═════ ENTRIES

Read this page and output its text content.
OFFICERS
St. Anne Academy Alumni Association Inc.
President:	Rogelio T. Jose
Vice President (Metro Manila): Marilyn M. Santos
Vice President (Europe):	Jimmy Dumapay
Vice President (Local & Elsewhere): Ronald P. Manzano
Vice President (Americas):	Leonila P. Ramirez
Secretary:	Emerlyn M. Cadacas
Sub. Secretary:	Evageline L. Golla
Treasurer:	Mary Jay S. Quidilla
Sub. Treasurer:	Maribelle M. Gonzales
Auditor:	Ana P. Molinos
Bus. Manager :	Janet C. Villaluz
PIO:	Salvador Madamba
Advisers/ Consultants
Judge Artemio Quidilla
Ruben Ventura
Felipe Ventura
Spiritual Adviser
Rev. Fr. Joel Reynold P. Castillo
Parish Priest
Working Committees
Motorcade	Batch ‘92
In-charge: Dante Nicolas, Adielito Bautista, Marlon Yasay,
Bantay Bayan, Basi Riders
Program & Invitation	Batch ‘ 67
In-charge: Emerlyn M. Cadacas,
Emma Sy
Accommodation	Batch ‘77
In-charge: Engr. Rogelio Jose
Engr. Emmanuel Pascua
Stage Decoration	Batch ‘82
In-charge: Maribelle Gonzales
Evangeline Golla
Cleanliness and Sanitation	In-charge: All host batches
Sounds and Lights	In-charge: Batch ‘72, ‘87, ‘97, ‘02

══════════

* INSTRUCTIONS FOR THE TASK
Quote each line of the data above exactly as written.

* ANSWER FOR THE TASK
Read this page and output its text content.
OFFICERS
St. Anne Academy Alumni Association Inc.
President:	Rogelio T. Jose
Vice President (Metro Manila): Marilyn M. Santos
Vice President (Europe):	Jimmy Dumapay
Vice President (Local & Elsewhere): Ronald P. Manzano
Vice President (Americas):	Leonila P. Ramirez
Secretary:	Emerlyn M. Cadacas
Sub. Secretary:	Evageline L. Golla
Treasurer:	Mary Jay S. Quidilla
Sub. Treasurer:	Maribelle M. Gonzales
Auditor:	Ana P. Molinos
Bus. Manager :	Janet C. Villaluz
PIO:	Salvador Madamba
Advisers/ Consultants
Judge Artemio Quidilla
Ruben Ventura
Felipe Ventura
Spiritual Adviser
Rev. Fr. Joel Reynold P. Castillo
Parish Priest
Working Committees
Motorcade	Batch ‘92
In-charge: Dante Nicolas, Adielito Bautista, Marlon Yasay,
Bantay Bayan, Basi Riders
Program & Invitation	Batch ‘ 67
In-charge: Emerlyn M. Cadacas,
Emma Sy
Accommodation	Batch ‘77
In-charge: Engr. Rogelio Jose
Engr. Emmanuel Pascua
Stage Decoration	Batch ‘82
In-charge: Maribelle Gonzales
Evangeline Golla
Cleanliness and Sanitation	In-charge: All host batches
Sounds and Lights	In-charge: Batch ‘72, ‘87, ‘97, ‘02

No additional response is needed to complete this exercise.